= What you have to do =
Go through the material below and report how many lines contain "ylabel". Give only the number.

>> BEGIN

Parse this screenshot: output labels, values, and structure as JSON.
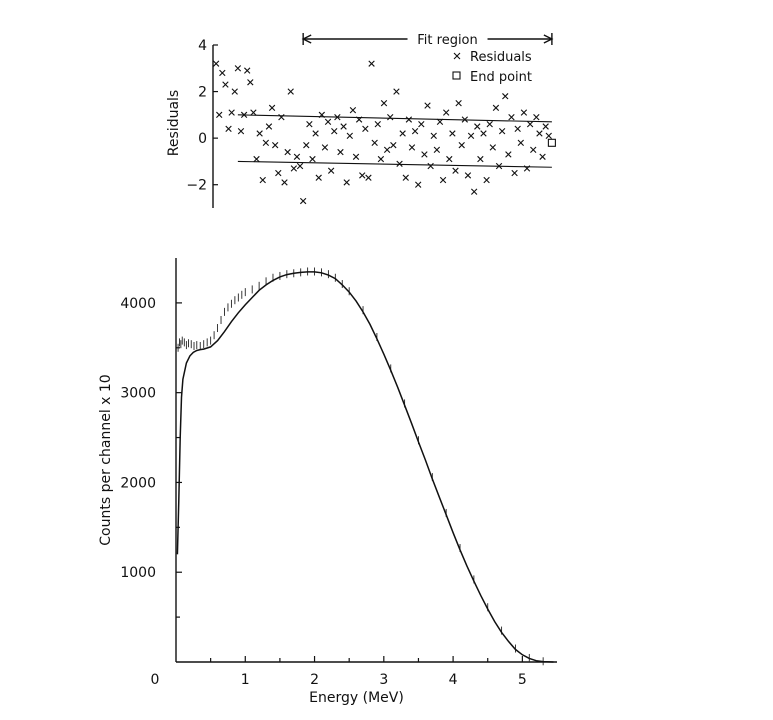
{
  "chart_data": [
    {
      "type": "scatter",
      "name_hint": "residuals",
      "ylabel": "Residuals",
      "xlim": [
        0,
        5.5
      ],
      "ylim": [
        -3,
        4
      ],
      "yticks": [
        {
          "value": 4,
          "label": "4"
        },
        {
          "value": 2,
          "label": "2"
        },
        {
          "value": 0,
          "label": "0"
        },
        {
          "value": -2,
          "label": "−2"
        }
      ],
      "fit_region": {
        "label": "Fit region",
        "x_start": 1.45,
        "x_end": 5.45
      },
      "legend": {
        "placement": "top-right",
        "entries": [
          {
            "marker": "x",
            "label": "Residuals"
          },
          {
            "marker": "square",
            "label": "End point"
          }
        ]
      },
      "band_lines": [
        {
          "x": [
            0.4,
            5.45
          ],
          "y": [
            1.0,
            0.7
          ]
        },
        {
          "x": [
            0.4,
            5.45
          ],
          "y": [
            -1.0,
            -1.25
          ]
        }
      ],
      "end_point": {
        "x": 5.45,
        "y": -0.2
      },
      "series": [
        {
          "marker": "x",
          "x": [
            0.05,
            0.1,
            0.15,
            0.2,
            0.25,
            0.3,
            0.35,
            0.4,
            0.45,
            0.5,
            0.55,
            0.6,
            0.65,
            0.7,
            0.75,
            0.8,
            0.85,
            0.9,
            0.95,
            1.0,
            1.05,
            1.1,
            1.15,
            1.2,
            1.25,
            1.3,
            1.35,
            1.4,
            1.45,
            1.5,
            1.55,
            1.6,
            1.65,
            1.7,
            1.75,
            1.8,
            1.85,
            1.9,
            1.95,
            2.0,
            2.05,
            2.1,
            2.15,
            2.2,
            2.25,
            2.3,
            2.35,
            2.4,
            2.45,
            2.5,
            2.55,
            2.6,
            2.65,
            2.7,
            2.75,
            2.8,
            2.85,
            2.9,
            2.95,
            3.0,
            3.05,
            3.1,
            3.15,
            3.2,
            3.25,
            3.3,
            3.35,
            3.4,
            3.45,
            3.5,
            3.55,
            3.6,
            3.65,
            3.7,
            3.75,
            3.8,
            3.85,
            3.9,
            3.95,
            4.0,
            4.05,
            4.1,
            4.15,
            4.2,
            4.25,
            4.3,
            4.35,
            4.4,
            4.45,
            4.5,
            4.55,
            4.6,
            4.65,
            4.7,
            4.75,
            4.8,
            4.85,
            4.9,
            4.95,
            5.0,
            5.05,
            5.1,
            5.15,
            5.2,
            5.25,
            5.3,
            5.35,
            5.4
          ],
          "y": [
            3.2,
            1.0,
            2.8,
            2.3,
            0.4,
            1.1,
            2.0,
            3.0,
            0.3,
            1.0,
            2.9,
            2.4,
            1.1,
            -0.9,
            0.2,
            -1.8,
            -0.2,
            0.5,
            1.3,
            -0.3,
            -1.5,
            0.9,
            -1.9,
            -0.6,
            2.0,
            -1.3,
            -0.8,
            -1.2,
            -2.7,
            -0.3,
            0.6,
            -0.9,
            0.2,
            -1.7,
            1.0,
            -0.4,
            0.7,
            -1.4,
            0.3,
            0.9,
            -0.6,
            0.5,
            -1.9,
            0.1,
            1.2,
            -0.8,
            0.8,
            -1.6,
            0.4,
            -1.7,
            3.2,
            -0.2,
            0.6,
            -0.9,
            1.5,
            -0.5,
            0.9,
            -0.3,
            2.0,
            -1.1,
            0.2,
            -1.7,
            0.8,
            -0.4,
            0.3,
            -2.0,
            0.6,
            -0.7,
            1.4,
            -1.2,
            0.1,
            -0.5,
            0.7,
            -1.8,
            1.1,
            -0.9,
            0.2,
            -1.4,
            1.5,
            -0.3,
            0.8,
            -1.6,
            0.1,
            -2.3,
            0.5,
            -0.9,
            0.2,
            -1.8,
            0.6,
            -0.4,
            1.3,
            -1.2,
            0.3,
            1.8,
            -0.7,
            0.9,
            -1.5,
            0.4,
            -0.2,
            1.1,
            -1.3,
            0.6,
            -0.5,
            0.9,
            0.2,
            -0.8,
            0.5,
            0.1
          ]
        }
      ]
    },
    {
      "type": "line",
      "name_hint": "spectrum",
      "xlabel": "Energy (MeV)",
      "ylabel": "Counts per channel x 10",
      "xlim": [
        0,
        5.5
      ],
      "ylim": [
        0,
        4500
      ],
      "origin_label": "0",
      "xticks": [
        {
          "value": 1,
          "label": "1"
        },
        {
          "value": 2,
          "label": "2"
        },
        {
          "value": 3,
          "label": "3"
        },
        {
          "value": 4,
          "label": "4"
        },
        {
          "value": 5,
          "label": "5"
        }
      ],
      "yticks": [
        {
          "value": 1000,
          "label": "1000"
        },
        {
          "value": 2000,
          "label": "2000"
        },
        {
          "value": 3000,
          "label": "3000"
        },
        {
          "value": 4000,
          "label": "4000"
        }
      ],
      "series": [
        {
          "style": "line",
          "x": [
            0.02,
            0.04,
            0.06,
            0.08,
            0.1,
            0.15,
            0.2,
            0.25,
            0.3,
            0.35,
            0.4,
            0.5,
            0.6,
            0.7,
            0.8,
            0.9,
            1.0,
            1.1,
            1.2,
            1.3,
            1.4,
            1.5,
            1.6,
            1.7,
            1.8,
            1.9,
            2.0,
            2.1,
            2.2,
            2.3,
            2.4,
            2.5,
            2.6,
            2.7,
            2.8,
            2.9,
            3.0,
            3.1,
            3.2,
            3.3,
            3.4,
            3.5,
            3.6,
            3.7,
            3.8,
            3.9,
            4.0,
            4.1,
            4.2,
            4.3,
            4.4,
            4.5,
            4.6,
            4.7,
            4.8,
            4.9,
            5.0,
            5.1,
            5.2,
            5.3,
            5.4,
            5.45
          ],
          "y": [
            1200,
            1800,
            2500,
            2950,
            3150,
            3330,
            3410,
            3450,
            3470,
            3480,
            3485,
            3510,
            3580,
            3680,
            3790,
            3890,
            3980,
            4060,
            4140,
            4200,
            4250,
            4290,
            4315,
            4330,
            4340,
            4345,
            4345,
            4335,
            4310,
            4270,
            4200,
            4120,
            4020,
            3900,
            3760,
            3600,
            3430,
            3250,
            3060,
            2860,
            2660,
            2450,
            2250,
            2040,
            1840,
            1640,
            1440,
            1250,
            1070,
            900,
            740,
            590,
            450,
            330,
            230,
            140,
            80,
            40,
            15,
            5,
            1,
            0
          ]
        },
        {
          "style": "points",
          "x": [
            0.03,
            0.05,
            0.07,
            0.09,
            0.12,
            0.15,
            0.18,
            0.22,
            0.26,
            0.3,
            0.35,
            0.4,
            0.45,
            0.5,
            0.55,
            0.6,
            0.65,
            0.7,
            0.75,
            0.8,
            0.85,
            0.9,
            0.95,
            1.0,
            1.1,
            1.2,
            1.3,
            1.4,
            1.5,
            1.6,
            1.7,
            1.8,
            1.9,
            2.0,
            2.1,
            2.2,
            2.3,
            2.4,
            2.5,
            2.7,
            2.9,
            3.1,
            3.3,
            3.5,
            3.7,
            3.9,
            4.1,
            4.3,
            4.5,
            4.7,
            4.9,
            5.1,
            5.3
          ],
          "y": [
            3500,
            3560,
            3540,
            3580,
            3560,
            3530,
            3550,
            3540,
            3520,
            3530,
            3520,
            3540,
            3560,
            3580,
            3640,
            3720,
            3810,
            3900,
            3950,
            3990,
            4030,
            4060,
            4090,
            4120,
            4150,
            4190,
            4240,
            4280,
            4300,
            4320,
            4330,
            4340,
            4350,
            4350,
            4340,
            4320,
            4280,
            4210,
            4130,
            3920,
            3620,
            3270,
            2880,
            2470,
            2060,
            1660,
            1270,
            920,
            610,
            350,
            150,
            45,
            8
          ]
        }
      ]
    }
  ]
}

>> END

= Finished exercise =
2